Exercise brief:
Search the material below for the string "marker" and extract each line that has it.

┄┄┄┄┄┄┄┄┄┄

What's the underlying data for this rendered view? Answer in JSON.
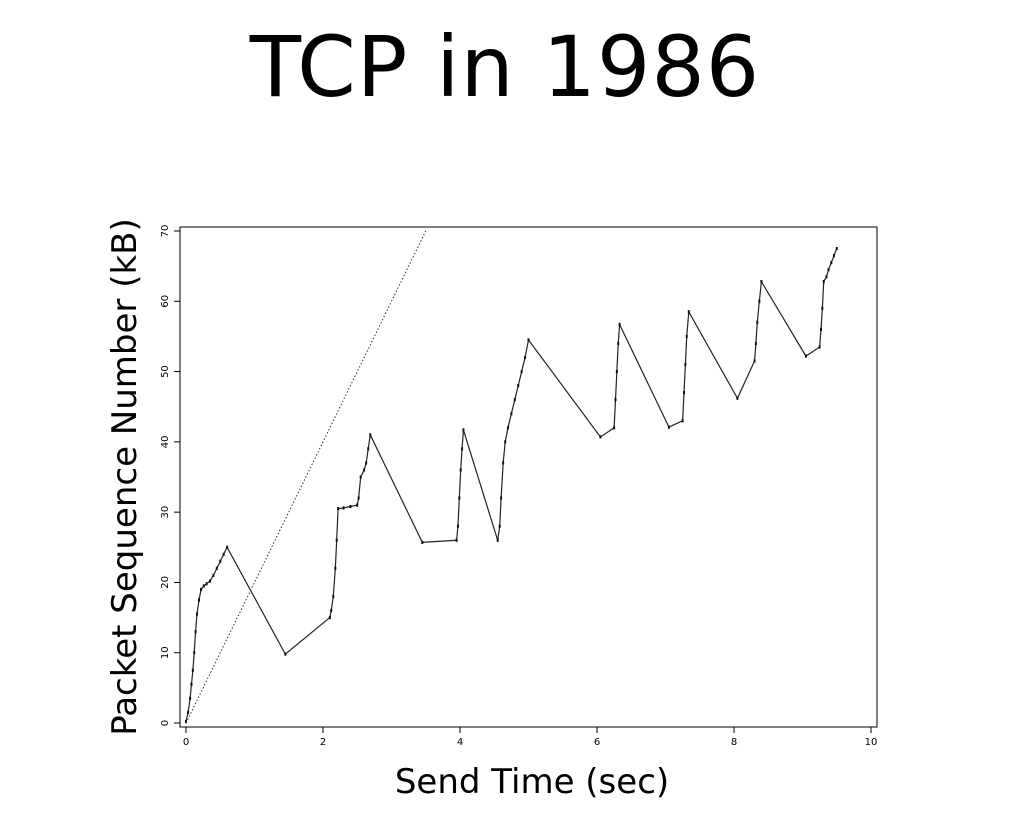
{
  "slide": {
    "title": "TCP in 1986"
  },
  "chart_data": {
    "type": "line",
    "title": "",
    "xlabel": "Send Time (sec)",
    "ylabel": "Packet Sequence Number (kB)",
    "xlim": [
      0,
      10
    ],
    "ylim": [
      0,
      70
    ],
    "xticks": [
      "0",
      "2",
      "4",
      "6",
      "8",
      "10"
    ],
    "yticks": [
      "0",
      "10",
      "20",
      "30",
      "40",
      "50",
      "60",
      "70"
    ],
    "grid": false,
    "legend": "none",
    "series": [
      {
        "style": "dashed-dots",
        "points": [
          [
            0.0,
            0.2
          ],
          [
            0.03,
            1.5
          ],
          [
            0.06,
            3.5
          ],
          [
            0.08,
            5.5
          ],
          [
            0.1,
            7.5
          ],
          [
            0.12,
            10.0
          ],
          [
            0.14,
            13.0
          ],
          [
            0.16,
            15.5
          ],
          [
            0.19,
            17.5
          ],
          [
            0.22,
            19.0
          ],
          [
            0.26,
            19.5
          ],
          [
            0.3,
            19.8
          ],
          [
            0.35,
            20.2
          ],
          [
            0.4,
            21.0
          ],
          [
            0.45,
            22.0
          ],
          [
            0.5,
            23.0
          ],
          [
            0.55,
            24.0
          ],
          [
            0.6,
            25.0
          ],
          [
            1.45,
            9.8
          ],
          [
            2.1,
            15.0
          ],
          [
            2.12,
            16.0
          ],
          [
            2.15,
            18.0
          ],
          [
            2.18,
            22.0
          ],
          [
            2.2,
            26.0
          ],
          [
            2.22,
            30.5
          ],
          [
            2.3,
            30.6
          ],
          [
            2.4,
            30.8
          ],
          [
            2.5,
            31.0
          ],
          [
            2.52,
            32.0
          ],
          [
            2.55,
            35.0
          ],
          [
            2.6,
            36.0
          ],
          [
            2.63,
            37.0
          ],
          [
            2.66,
            39.0
          ],
          [
            2.69,
            41.0
          ],
          [
            3.45,
            25.7
          ],
          [
            3.95,
            26.0
          ],
          [
            3.97,
            28.0
          ],
          [
            3.99,
            32.0
          ],
          [
            4.01,
            36.0
          ],
          [
            4.03,
            39.0
          ],
          [
            4.05,
            41.7
          ],
          [
            4.55,
            26.0
          ],
          [
            4.58,
            28.0
          ],
          [
            4.6,
            32.0
          ],
          [
            4.63,
            37.0
          ],
          [
            4.66,
            40.0
          ],
          [
            4.7,
            42.0
          ],
          [
            4.75,
            44.0
          ],
          [
            4.8,
            46.0
          ],
          [
            4.85,
            48.0
          ],
          [
            4.9,
            50.0
          ],
          [
            4.95,
            52.0
          ],
          [
            5.0,
            54.5
          ],
          [
            6.05,
            40.7
          ],
          [
            6.25,
            42.0
          ],
          [
            6.27,
            46.0
          ],
          [
            6.29,
            50.0
          ],
          [
            6.31,
            54.0
          ],
          [
            6.33,
            56.7
          ],
          [
            7.05,
            42.1
          ],
          [
            7.25,
            43.0
          ],
          [
            7.27,
            47.0
          ],
          [
            7.29,
            51.0
          ],
          [
            7.31,
            55.0
          ],
          [
            7.34,
            58.5
          ],
          [
            8.05,
            46.2
          ],
          [
            8.3,
            51.5
          ],
          [
            8.32,
            54.0
          ],
          [
            8.34,
            57.0
          ],
          [
            8.37,
            60.0
          ],
          [
            8.4,
            62.8
          ],
          [
            9.05,
            52.2
          ],
          [
            9.25,
            53.5
          ],
          [
            9.27,
            56.0
          ],
          [
            9.29,
            59.0
          ],
          [
            9.31,
            62.8
          ],
          [
            9.35,
            63.5
          ],
          [
            9.38,
            64.5
          ],
          [
            9.42,
            65.5
          ],
          [
            9.46,
            66.5
          ],
          [
            9.5,
            67.5
          ]
        ]
      },
      {
        "style": "dotted",
        "points": [
          [
            0.0,
            0.0
          ],
          [
            3.5,
            70.0
          ]
        ]
      }
    ]
  }
}
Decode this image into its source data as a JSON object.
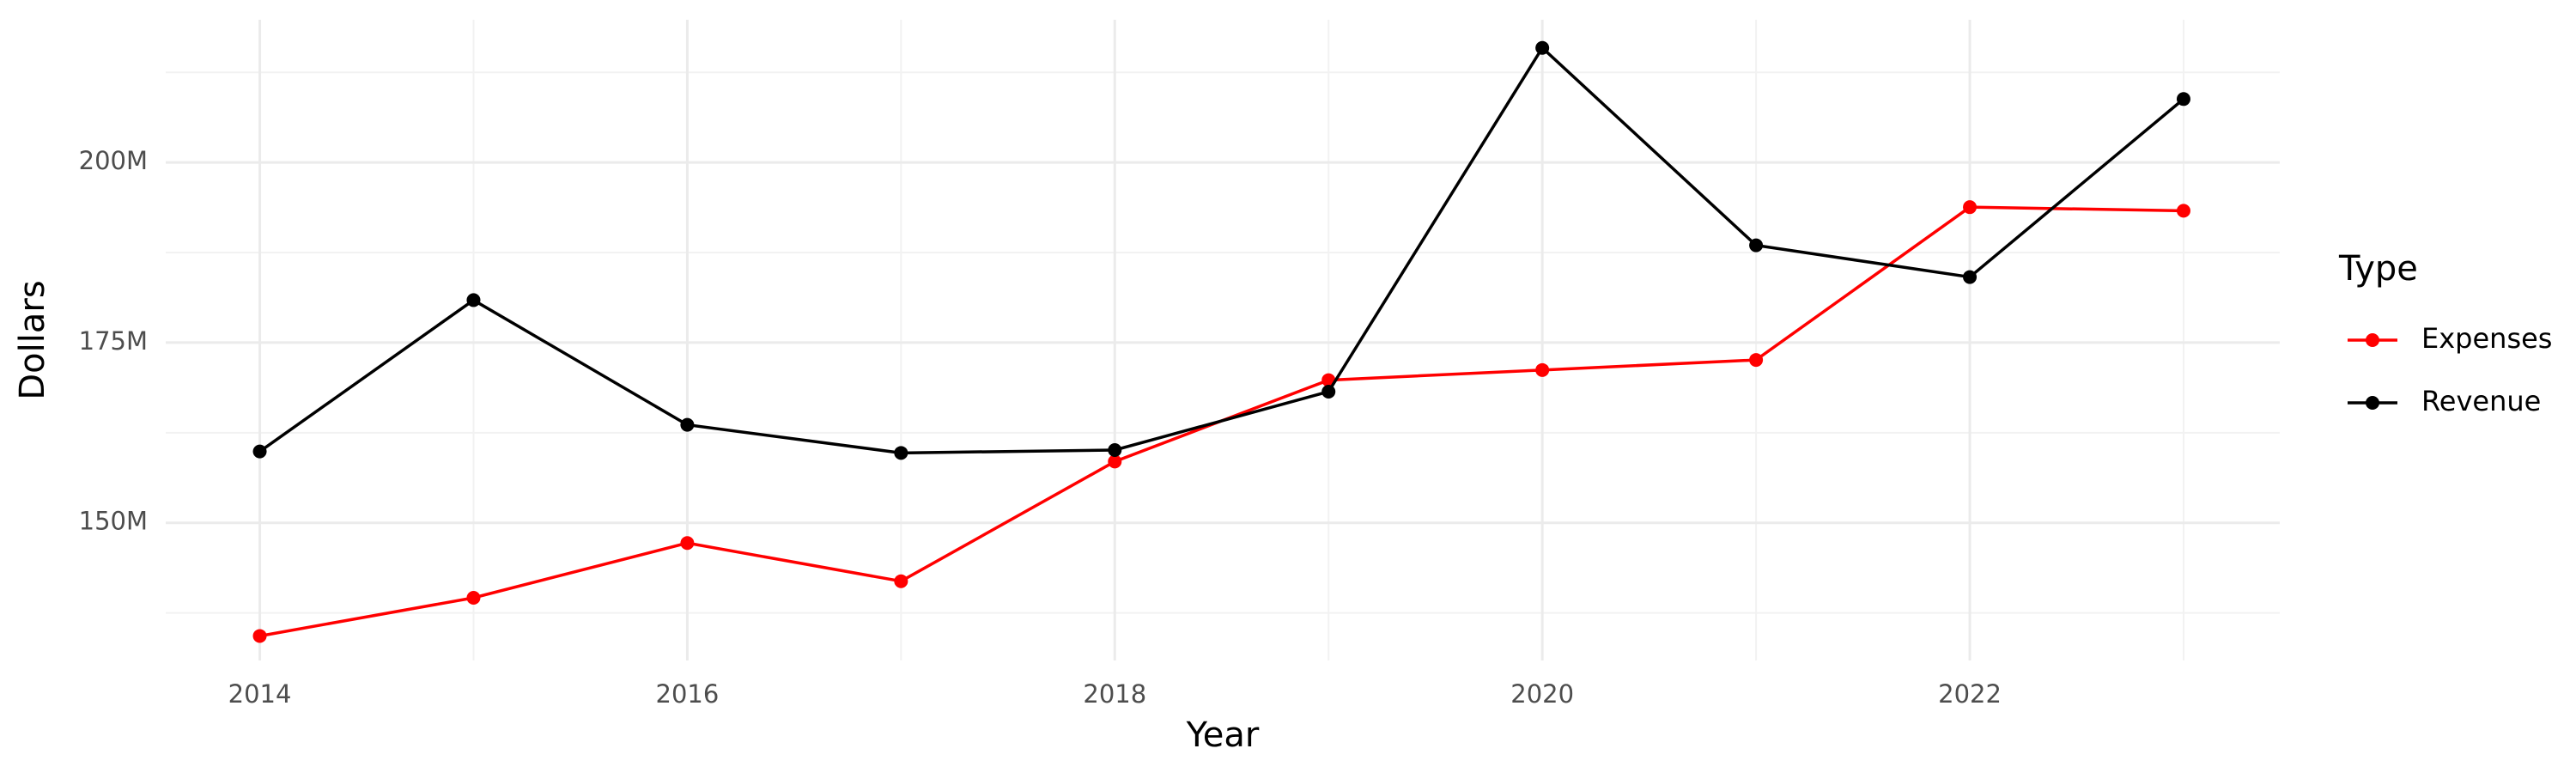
{
  "chart_data": {
    "type": "line",
    "x_label": "Year",
    "y_label": "Dollars",
    "legend_title": "Type",
    "x": [
      2014,
      2015,
      2016,
      2017,
      2018,
      2019,
      2020,
      2021,
      2022,
      2023
    ],
    "series": [
      {
        "name": "Expenses",
        "color": "#ff0000",
        "values": [
          134300000,
          139600000,
          147200000,
          141900000,
          158500000,
          169800000,
          171200000,
          172600000,
          193800000,
          193300000
        ]
      },
      {
        "name": "Revenue",
        "color": "#000000",
        "values": [
          159900000,
          180900000,
          163600000,
          159700000,
          160100000,
          168200000,
          215900000,
          188500000,
          184100000,
          208800000
        ]
      }
    ],
    "xlim": [
      2013.56,
      2023.45
    ],
    "ylim": [
      130900000,
      219800000
    ],
    "xticks": [
      2014,
      2016,
      2018,
      2020,
      2022
    ],
    "xminorticks": [
      2015,
      2017,
      2019,
      2021,
      2023
    ],
    "yticks": [
      {
        "value": 150000000,
        "label": "150M"
      },
      {
        "value": 175000000,
        "label": "175M"
      },
      {
        "value": 200000000,
        "label": "200M"
      }
    ],
    "yminorticks": [
      137500000,
      162500000,
      187500000,
      212500000
    ],
    "grid": true,
    "legend": "right"
  }
}
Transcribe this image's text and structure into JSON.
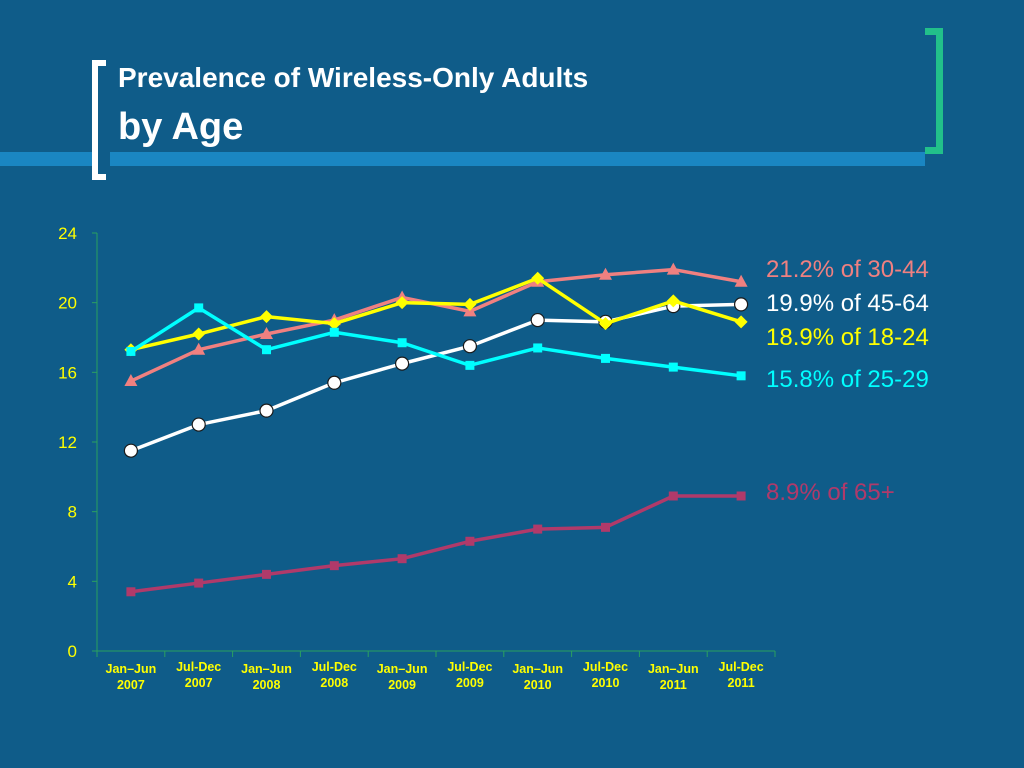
{
  "title": {
    "line1": "Prevalence of Wireless-Only Adults",
    "line2": "by Age"
  },
  "colors": {
    "background": "#0f5c89",
    "accent_band": "#1a86c2",
    "right_bracket": "#22c08a",
    "axis_text": "#ffff00"
  },
  "chart_data": {
    "type": "line",
    "title": "Prevalence of Wireless-Only Adults by Age",
    "xlabel": "",
    "ylabel": "",
    "ylim": [
      0,
      24
    ],
    "yticks": [
      0,
      4,
      8,
      12,
      16,
      20,
      24
    ],
    "grid": false,
    "legend": "right-side end labels",
    "categories": [
      "Jan–Jun 2007",
      "Jul-Dec 2007",
      "Jan–Jun 2008",
      "Jul-Dec 2008",
      "Jan–Jun 2009",
      "Jul-Dec 2009",
      "Jan–Jun 2010",
      "Jul-Dec 2010",
      "Jan–Jun 2011",
      "Jul-Dec 2011"
    ],
    "category_labels": [
      [
        "Jan–Jun",
        "2007"
      ],
      [
        "Jul-Dec",
        "2007"
      ],
      [
        "Jan–Jun",
        "2008"
      ],
      [
        "Jul-Dec",
        "2008"
      ],
      [
        "Jan–Jun",
        "2009"
      ],
      [
        "Jul-Dec",
        "2009"
      ],
      [
        "Jan–Jun",
        "2010"
      ],
      [
        "Jul-Dec",
        "2010"
      ],
      [
        "Jan–Jun",
        "2011"
      ],
      [
        "Jul-Dec",
        "2011"
      ]
    ],
    "series": [
      {
        "name": "30-44",
        "label": "21.2% of 30-44",
        "color": "#f08080",
        "marker": "triangle",
        "values": [
          15.5,
          17.3,
          18.2,
          19.0,
          20.3,
          19.5,
          21.2,
          21.6,
          21.9,
          21.2
        ]
      },
      {
        "name": "45-64",
        "label": "19.9% of 45-64",
        "color": "#ffffff",
        "marker": "circle",
        "values": [
          11.5,
          13.0,
          13.8,
          15.4,
          16.5,
          17.5,
          19.0,
          18.9,
          19.8,
          19.9
        ]
      },
      {
        "name": "18-24",
        "label": "18.9% of 18-24",
        "color": "#ffff00",
        "marker": "diamond",
        "values": [
          17.3,
          18.2,
          19.2,
          18.8,
          20.0,
          19.9,
          21.4,
          18.8,
          20.1,
          18.9
        ]
      },
      {
        "name": "25-29",
        "label": "15.8% of 25-29",
        "color": "#00ffff",
        "marker": "square",
        "values": [
          17.2,
          19.7,
          17.3,
          18.3,
          17.7,
          16.4,
          17.4,
          16.8,
          16.3,
          15.8
        ]
      },
      {
        "name": "65+",
        "label": "8.9% of 65+",
        "color": "#b03a6a",
        "marker": "square",
        "values": [
          3.4,
          3.9,
          4.4,
          4.9,
          5.3,
          6.3,
          7.0,
          7.1,
          8.9,
          8.9
        ]
      }
    ]
  }
}
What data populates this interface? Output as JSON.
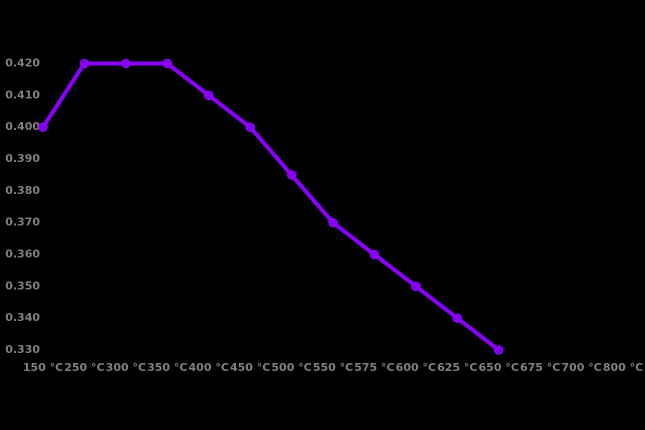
{
  "chart_data": {
    "type": "line",
    "title": "",
    "xlabel": "",
    "ylabel": "",
    "categories": [
      "150 °C",
      "250 °C",
      "300 °C",
      "350 °C",
      "400 °C",
      "450 °C",
      "500 °C",
      "550 °C",
      "575 °C",
      "600 °C",
      "625 °C",
      "650 °C",
      "675 °C",
      "700 °C",
      "800 °C"
    ],
    "series": [
      {
        "name": "",
        "color": "#8B00FF",
        "marker": "open-circle",
        "values": [
          0.4,
          0.42,
          0.42,
          0.42,
          0.41,
          0.4,
          0.385,
          0.37,
          0.36,
          0.35,
          0.34,
          0.33,
          null,
          null,
          null
        ]
      }
    ],
    "y_tick_labels": [
      "0.420",
      "0.410",
      "0.400",
      "0.390",
      "0.380",
      "0.370",
      "0.360",
      "0.350",
      "0.340",
      "0.330"
    ],
    "ylim": [
      0.33,
      0.42
    ],
    "grid": false,
    "legend_position": "none",
    "colors": {
      "background": "#000000",
      "axis_label": "#808080",
      "line": "#8B00FF"
    }
  }
}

┄┄┄┄┄┄┄┄┄┄

Exercise solution:
        "marker": "triangle",
        "marker": "circle",
        "marker": "diamond",
        "marker": "square",
        "marker": "square",
        "marker": "open-circle",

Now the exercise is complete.